++++ PROVIDED RECORDS

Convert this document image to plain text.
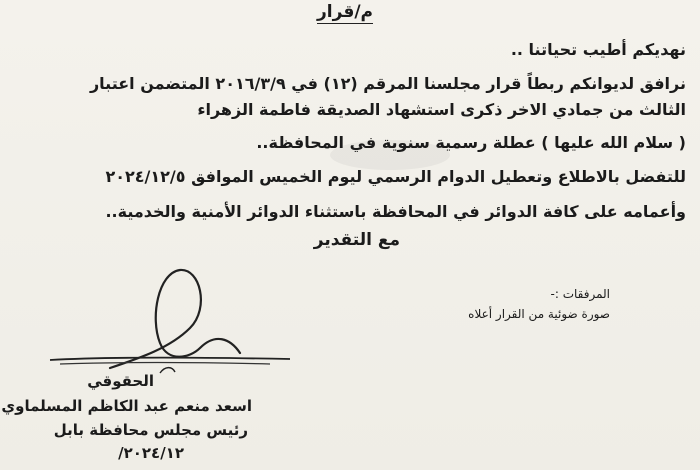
م/قرار
نهديكم أطيب تحياتنا ..
نرافق لديوانكم ربطاً قرار مجلسنا المرقم (١٢) في ٢٠١٦/٣/٩ المتضمن اعتبار
الثالث من جمادي الاخر ذكرى استشهاد الصديقة فاطمة الزهراء
( سلام الله عليها ) عطلة رسمية سنوية في المحافظة..
للتفضل بالاطلاع وتعطيل الدوام الرسمي ليوم الخميس الموافق ٢٠٢٤/١٢/٥
وأعمامه على كافة الدوائر في المحافظة باستثناء الدوائر الأمنية والخدمية..
مع التقدير
المرفقات :-
صورة ضوئية من القرار أعلاه
الحقوقي
اسعد منعم عبد الكاظم المسلماوي
رئيس مجلس محافظة بابل
٢٠٢٤/١٢/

++++++++

WHAT YOU NEED TO DO:
Which lines contain the word "المحافظة"? Copy each of them.

PROBLEM SOLUTION:
( سلام الله عليها ) عطلة رسمية سنوية في المحافظة..
وأعمامه على كافة الدوائر في المحافظة باستثناء الدوائر الأمنية والخدمية..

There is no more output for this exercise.